_Set problem:_
Pull out each line of the data that includes the word "title".

-- BEGIN Supplied records --

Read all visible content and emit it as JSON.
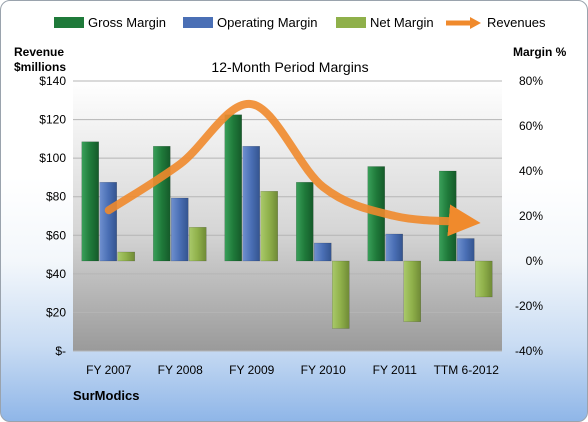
{
  "chart_data": {
    "type": "bar",
    "title": "12-Month Period Margins",
    "company": "SurModics",
    "left_axis_label_line1": "Revenue",
    "left_axis_label_line2": "$millions",
    "right_axis_label": "Margin %",
    "categories": [
      "FY 2007",
      "FY 2008",
      "FY 2009",
      "FY 2010",
      "FY 2011",
      "TTM 6-2012"
    ],
    "left_axis": {
      "ticks": [
        "$-",
        "$20",
        "$40",
        "$60",
        "$80",
        "$100",
        "$120",
        "$140"
      ],
      "ylim": [
        0,
        140
      ]
    },
    "right_axis": {
      "ticks": [
        "-40%",
        "-20%",
        "0%",
        "20%",
        "40%",
        "60%",
        "80%"
      ],
      "ylim": [
        -40,
        80
      ]
    },
    "series": [
      {
        "name": "Gross Margin",
        "axis": "right",
        "color": "#1f7a3a",
        "values": [
          53,
          51,
          65,
          35,
          42,
          40
        ]
      },
      {
        "name": "Operating Margin",
        "axis": "right",
        "color": "#4a6fb5",
        "values": [
          35,
          28,
          51,
          8,
          12,
          10
        ]
      },
      {
        "name": "Net Margin",
        "axis": "right",
        "color": "#8fb04a",
        "values": [
          4,
          15,
          31,
          -30,
          -27,
          -16
        ]
      },
      {
        "name": "Revenues",
        "axis": "left",
        "type": "line",
        "color": "#f08a2c",
        "values": [
          73,
          97,
          128,
          85,
          70,
          67
        ]
      }
    ],
    "grid": true,
    "legend_position": "top"
  }
}
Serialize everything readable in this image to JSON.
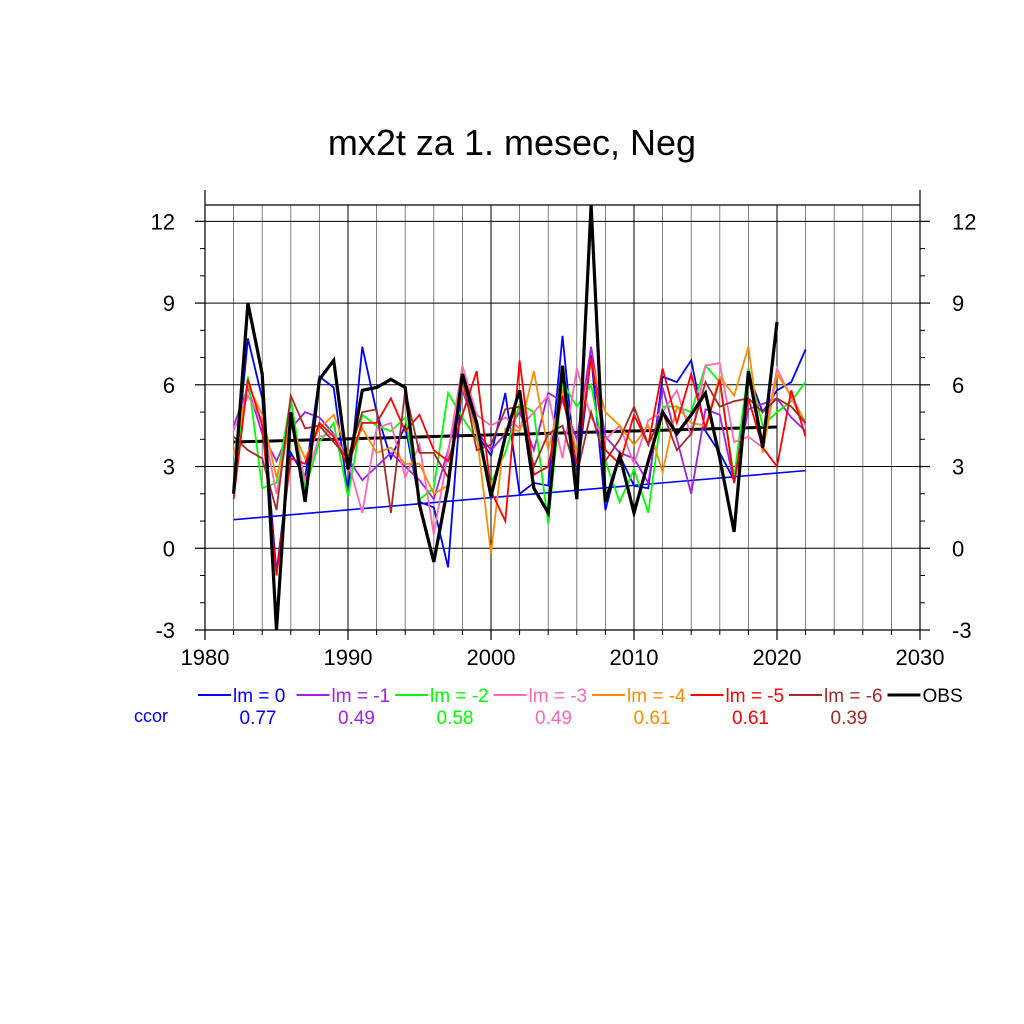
{
  "chart_data": {
    "type": "line",
    "title": "mx2t za 1. mesec, Neg",
    "xlabel": "",
    "ylabel": "",
    "xlim": [
      1980,
      2030
    ],
    "ylim": [
      -3,
      12.6
    ],
    "x_ticks": [
      1980,
      1990,
      2000,
      2010,
      2020,
      2030
    ],
    "y_ticks": [
      -3,
      0,
      3,
      6,
      9,
      12
    ],
    "grid": true,
    "x": [
      1982,
      1983,
      1984,
      1985,
      1986,
      1987,
      1988,
      1989,
      1990,
      1991,
      1992,
      1993,
      1994,
      1995,
      1996,
      1997,
      1998,
      1999,
      2000,
      2001,
      2002,
      2003,
      2004,
      2005,
      2006,
      2007,
      2008,
      2009,
      2010,
      2011,
      2012,
      2013,
      2014,
      2015,
      2016,
      2017,
      2018,
      2019,
      2020,
      2021,
      2022
    ],
    "series": [
      {
        "name": "lm = 0",
        "color": "#0000ff",
        "values": [
          2.2,
          7.7,
          5.5,
          -0.9,
          3.5,
          2.6,
          6.3,
          5.9,
          2.0,
          7.4,
          5.0,
          3.3,
          4.5,
          1.7,
          1.5,
          -0.7,
          6.2,
          4.2,
          3.4,
          5.7,
          2.0,
          2.4,
          2.3,
          7.8,
          2.5,
          7.1,
          1.4,
          3.4,
          2.3,
          2.2,
          6.3,
          6.1,
          6.9,
          4.3,
          3.5,
          2.5,
          6.4,
          5.0,
          5.8,
          6.1,
          7.3
        ],
        "trend": [
          1.05,
          2.85
        ]
      },
      {
        "name": "lm = -1",
        "color": "#a020f0",
        "values": [
          4.5,
          5.9,
          4.2,
          3.2,
          4.4,
          5.0,
          4.8,
          4.2,
          3.3,
          2.5,
          3.0,
          3.5,
          3.0,
          2.5,
          1.8,
          3.6,
          5.8,
          4.3,
          3.6,
          4.2,
          5.0,
          3.6,
          5.7,
          5.4,
          4.0,
          7.4,
          4.1,
          3.5,
          3.3,
          2.4,
          5.9,
          4.0,
          2.0,
          5.1,
          4.9,
          2.4,
          5.1,
          5.3,
          5.5,
          4.8,
          4.3
        ]
      },
      {
        "name": "lm = -2",
        "color": "#00ff00",
        "values": [
          2.3,
          6.3,
          2.2,
          2.4,
          5.5,
          2.2,
          3.9,
          4.6,
          1.9,
          4.9,
          4.5,
          4.3,
          4.8,
          1.8,
          2.2,
          5.7,
          4.8,
          4.0,
          2.4,
          3.5,
          5.3,
          5.0,
          0.9,
          6.1,
          5.2,
          6.0,
          3.2,
          1.7,
          2.9,
          1.3,
          5.2,
          5.2,
          5.0,
          6.7,
          6.1,
          2.6,
          6.6,
          4.5,
          5.0,
          5.4,
          6.1
        ]
      },
      {
        "name": "lm = -3",
        "color": "#ff69b4",
        "values": [
          4.3,
          5.6,
          4.7,
          2.0,
          4.8,
          2.5,
          4.1,
          4.2,
          3.2,
          1.3,
          4.4,
          4.6,
          2.6,
          3.8,
          0.5,
          3.5,
          6.7,
          4.9,
          4.5,
          4.8,
          4.4,
          5.0,
          5.6,
          3.3,
          6.6,
          4.8,
          4.0,
          4.5,
          3.1,
          4.7,
          5.0,
          5.8,
          4.1,
          6.7,
          6.8,
          3.9,
          4.1,
          3.7,
          6.6,
          5.5,
          4.5
        ]
      },
      {
        "name": "lm = -4",
        "color": "#ff8c00",
        "values": [
          3.4,
          6.0,
          4.9,
          2.6,
          4.5,
          3.3,
          4.4,
          4.9,
          3.5,
          4.4,
          3.5,
          3.7,
          3.1,
          3.1,
          2.0,
          2.3,
          6.0,
          4.2,
          -0.2,
          4.4,
          4.3,
          6.5,
          3.6,
          5.8,
          3.5,
          6.9,
          5.0,
          4.5,
          3.8,
          4.5,
          2.8,
          5.2,
          4.6,
          4.5,
          6.3,
          5.6,
          7.4,
          3.5,
          6.4,
          5.6,
          4.6
        ]
      },
      {
        "name": "lm = -5",
        "color": "#ff0000",
        "values": [
          1.8,
          6.2,
          4.5,
          -1.0,
          3.3,
          3.1,
          4.6,
          4.1,
          3.0,
          4.6,
          4.6,
          5.5,
          4.3,
          4.9,
          3.6,
          3.2,
          4.9,
          6.5,
          2.1,
          1.0,
          6.9,
          2.7,
          3.0,
          5.6,
          3.1,
          7.0,
          3.6,
          3.1,
          4.9,
          3.8,
          6.6,
          4.6,
          6.4,
          4.4,
          6.2,
          2.4,
          5.5,
          3.7,
          3.0,
          5.8,
          4.1
        ]
      },
      {
        "name": "lm = -6",
        "color": "#a52a2a",
        "values": [
          4.1,
          3.6,
          3.3,
          1.4,
          5.6,
          4.4,
          4.5,
          3.9,
          3.3,
          5.0,
          5.1,
          1.3,
          5.8,
          3.5,
          3.5,
          2.6,
          6.3,
          3.6,
          3.8,
          5.1,
          5.2,
          3.0,
          4.2,
          4.5,
          2.7,
          5.0,
          3.2,
          4.0,
          5.2,
          3.8,
          5.0,
          3.6,
          4.2,
          6.1,
          5.2,
          5.4,
          5.5,
          5.0,
          5.5,
          5.2,
          4.6
        ]
      },
      {
        "name": "OBS",
        "color": "#000000",
        "values": [
          2.0,
          9.0,
          6.4,
          -3.0,
          5.0,
          1.7,
          6.2,
          6.9,
          2.9,
          5.8,
          5.9,
          6.2,
          5.9,
          1.6,
          -0.5,
          2.3,
          6.4,
          4.6,
          1.9,
          4.1,
          5.8,
          2.2,
          1.3,
          6.7,
          1.8,
          12.6,
          1.7,
          3.4,
          1.3,
          3.2,
          5.0,
          4.2,
          4.9,
          5.7,
          3.3,
          0.6,
          6.5,
          3.7,
          8.3,
          null,
          null
        ],
        "trend": [
          3.9,
          4.45
        ]
      }
    ],
    "legend": {
      "placement": "bottom",
      "stat_label": "ccor",
      "stat_values": [
        "0.77",
        "0.49",
        "0.58",
        "0.49",
        "0.61",
        "0.61",
        "0.39",
        ""
      ]
    }
  }
}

-- END Supplied records --

_Result of this task:_
    "title": "12-Month Period Margins",
    "title": "mx2t za 1. mesec, Neg",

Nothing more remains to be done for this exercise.